** Start TASK INPUTS **

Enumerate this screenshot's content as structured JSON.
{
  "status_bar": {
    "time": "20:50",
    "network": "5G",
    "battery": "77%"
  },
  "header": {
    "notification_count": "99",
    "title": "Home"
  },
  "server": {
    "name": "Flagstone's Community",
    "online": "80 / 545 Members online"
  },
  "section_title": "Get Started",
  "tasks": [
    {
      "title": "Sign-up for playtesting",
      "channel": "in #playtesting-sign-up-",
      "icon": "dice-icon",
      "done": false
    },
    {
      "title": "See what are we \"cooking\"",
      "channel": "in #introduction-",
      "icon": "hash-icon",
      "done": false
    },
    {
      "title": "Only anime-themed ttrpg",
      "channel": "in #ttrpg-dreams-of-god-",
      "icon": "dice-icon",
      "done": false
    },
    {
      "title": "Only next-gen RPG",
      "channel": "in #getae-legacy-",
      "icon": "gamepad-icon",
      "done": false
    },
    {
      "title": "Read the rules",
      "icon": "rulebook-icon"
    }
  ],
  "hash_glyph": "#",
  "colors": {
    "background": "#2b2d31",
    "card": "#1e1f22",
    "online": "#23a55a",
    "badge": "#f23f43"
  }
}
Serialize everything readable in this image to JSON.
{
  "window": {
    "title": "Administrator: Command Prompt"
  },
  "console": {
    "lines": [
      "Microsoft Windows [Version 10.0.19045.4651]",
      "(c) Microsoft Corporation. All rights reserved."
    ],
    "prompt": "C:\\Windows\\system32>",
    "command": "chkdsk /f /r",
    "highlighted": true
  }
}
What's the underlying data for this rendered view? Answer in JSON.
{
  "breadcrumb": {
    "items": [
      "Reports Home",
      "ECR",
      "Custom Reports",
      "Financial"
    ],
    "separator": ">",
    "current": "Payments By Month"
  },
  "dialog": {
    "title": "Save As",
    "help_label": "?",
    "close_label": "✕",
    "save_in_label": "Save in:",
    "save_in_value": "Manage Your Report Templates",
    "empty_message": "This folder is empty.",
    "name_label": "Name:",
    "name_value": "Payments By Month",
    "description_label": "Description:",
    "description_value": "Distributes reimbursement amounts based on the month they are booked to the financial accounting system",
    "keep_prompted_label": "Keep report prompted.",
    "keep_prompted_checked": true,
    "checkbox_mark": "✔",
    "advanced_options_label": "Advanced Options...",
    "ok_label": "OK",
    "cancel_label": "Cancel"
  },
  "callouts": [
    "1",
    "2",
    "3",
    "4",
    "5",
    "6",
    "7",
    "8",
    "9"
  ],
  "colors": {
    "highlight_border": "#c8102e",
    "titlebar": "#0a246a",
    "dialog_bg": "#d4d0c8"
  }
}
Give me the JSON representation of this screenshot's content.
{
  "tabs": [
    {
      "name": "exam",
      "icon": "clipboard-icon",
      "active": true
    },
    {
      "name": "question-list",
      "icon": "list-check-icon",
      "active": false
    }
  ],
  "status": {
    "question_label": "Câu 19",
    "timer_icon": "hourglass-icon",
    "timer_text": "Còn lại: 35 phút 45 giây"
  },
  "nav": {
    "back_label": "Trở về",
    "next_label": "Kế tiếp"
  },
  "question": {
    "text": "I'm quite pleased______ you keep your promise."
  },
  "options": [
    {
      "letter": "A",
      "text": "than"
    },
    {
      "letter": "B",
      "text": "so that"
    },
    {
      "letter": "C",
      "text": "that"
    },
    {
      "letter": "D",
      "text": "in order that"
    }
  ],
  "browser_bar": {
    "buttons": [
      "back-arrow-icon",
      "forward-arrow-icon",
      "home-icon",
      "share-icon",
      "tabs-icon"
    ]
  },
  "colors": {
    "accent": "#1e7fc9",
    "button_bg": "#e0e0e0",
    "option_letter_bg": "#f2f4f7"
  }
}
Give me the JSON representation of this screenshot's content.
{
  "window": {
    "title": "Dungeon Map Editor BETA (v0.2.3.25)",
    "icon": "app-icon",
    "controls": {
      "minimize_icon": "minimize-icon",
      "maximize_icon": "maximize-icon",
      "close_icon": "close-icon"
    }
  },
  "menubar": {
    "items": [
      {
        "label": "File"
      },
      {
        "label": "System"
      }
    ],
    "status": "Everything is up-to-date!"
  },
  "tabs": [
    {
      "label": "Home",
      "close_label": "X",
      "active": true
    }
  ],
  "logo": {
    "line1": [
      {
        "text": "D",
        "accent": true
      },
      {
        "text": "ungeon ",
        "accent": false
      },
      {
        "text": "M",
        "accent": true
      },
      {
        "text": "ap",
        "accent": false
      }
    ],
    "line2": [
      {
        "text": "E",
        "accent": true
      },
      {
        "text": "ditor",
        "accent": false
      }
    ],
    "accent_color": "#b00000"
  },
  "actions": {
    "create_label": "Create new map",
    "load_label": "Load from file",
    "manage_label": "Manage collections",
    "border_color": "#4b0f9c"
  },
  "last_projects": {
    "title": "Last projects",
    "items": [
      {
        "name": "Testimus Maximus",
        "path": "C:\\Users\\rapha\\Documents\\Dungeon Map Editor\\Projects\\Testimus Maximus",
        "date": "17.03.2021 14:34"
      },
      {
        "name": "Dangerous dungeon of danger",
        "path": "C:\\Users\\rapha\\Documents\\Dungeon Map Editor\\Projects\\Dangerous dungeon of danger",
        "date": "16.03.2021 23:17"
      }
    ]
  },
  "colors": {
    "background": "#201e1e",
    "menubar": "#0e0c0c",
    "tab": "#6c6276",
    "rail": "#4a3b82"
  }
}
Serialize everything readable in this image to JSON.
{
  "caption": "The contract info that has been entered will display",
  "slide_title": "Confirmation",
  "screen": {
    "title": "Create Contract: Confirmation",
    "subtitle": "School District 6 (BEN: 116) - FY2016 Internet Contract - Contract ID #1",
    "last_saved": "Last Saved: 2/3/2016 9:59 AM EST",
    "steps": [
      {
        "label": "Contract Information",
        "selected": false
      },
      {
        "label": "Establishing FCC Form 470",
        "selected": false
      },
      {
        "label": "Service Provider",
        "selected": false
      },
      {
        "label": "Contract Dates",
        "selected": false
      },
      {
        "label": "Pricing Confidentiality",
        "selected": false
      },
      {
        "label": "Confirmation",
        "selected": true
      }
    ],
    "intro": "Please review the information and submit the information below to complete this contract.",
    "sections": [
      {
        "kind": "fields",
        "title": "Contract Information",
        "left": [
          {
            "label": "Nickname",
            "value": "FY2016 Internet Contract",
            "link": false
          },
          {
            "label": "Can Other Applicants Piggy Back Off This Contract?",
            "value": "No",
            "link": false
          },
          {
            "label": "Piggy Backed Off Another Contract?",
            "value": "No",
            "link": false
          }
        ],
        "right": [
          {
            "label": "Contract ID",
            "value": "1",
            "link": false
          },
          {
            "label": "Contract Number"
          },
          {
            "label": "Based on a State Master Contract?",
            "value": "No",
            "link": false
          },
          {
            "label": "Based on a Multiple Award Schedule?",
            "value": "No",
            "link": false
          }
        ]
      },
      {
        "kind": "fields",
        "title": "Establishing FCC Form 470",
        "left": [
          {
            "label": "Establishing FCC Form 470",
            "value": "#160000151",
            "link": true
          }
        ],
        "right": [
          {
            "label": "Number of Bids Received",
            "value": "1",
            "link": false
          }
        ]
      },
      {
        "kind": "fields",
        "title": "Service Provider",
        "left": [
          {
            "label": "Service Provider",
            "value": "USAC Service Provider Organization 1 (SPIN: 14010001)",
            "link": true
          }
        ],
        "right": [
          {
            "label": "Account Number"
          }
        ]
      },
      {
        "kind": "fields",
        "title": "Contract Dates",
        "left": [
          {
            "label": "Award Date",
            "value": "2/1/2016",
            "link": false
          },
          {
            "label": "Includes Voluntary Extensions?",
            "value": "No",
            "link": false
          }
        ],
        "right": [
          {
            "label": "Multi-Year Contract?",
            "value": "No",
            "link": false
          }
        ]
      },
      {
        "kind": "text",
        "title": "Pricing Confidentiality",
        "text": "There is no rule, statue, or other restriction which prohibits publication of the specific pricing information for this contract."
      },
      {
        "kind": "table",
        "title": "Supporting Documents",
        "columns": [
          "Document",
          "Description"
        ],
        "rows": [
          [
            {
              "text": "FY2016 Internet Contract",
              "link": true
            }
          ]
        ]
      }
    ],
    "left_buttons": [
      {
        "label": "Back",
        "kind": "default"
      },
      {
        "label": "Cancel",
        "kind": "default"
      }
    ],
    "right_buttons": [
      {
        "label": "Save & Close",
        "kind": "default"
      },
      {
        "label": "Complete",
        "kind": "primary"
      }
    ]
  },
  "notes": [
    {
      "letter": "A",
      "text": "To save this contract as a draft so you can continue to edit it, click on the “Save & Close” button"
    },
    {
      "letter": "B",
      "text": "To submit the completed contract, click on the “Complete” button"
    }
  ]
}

** End TASK INPUTS **

YOUR GOAL »
Which lines contain the word "Only"? Copy each one.

RESULT FOR THIS EXERCISE »
      "title": "Only anime-themed ttrpg",
      "title": "Only next-gen RPG",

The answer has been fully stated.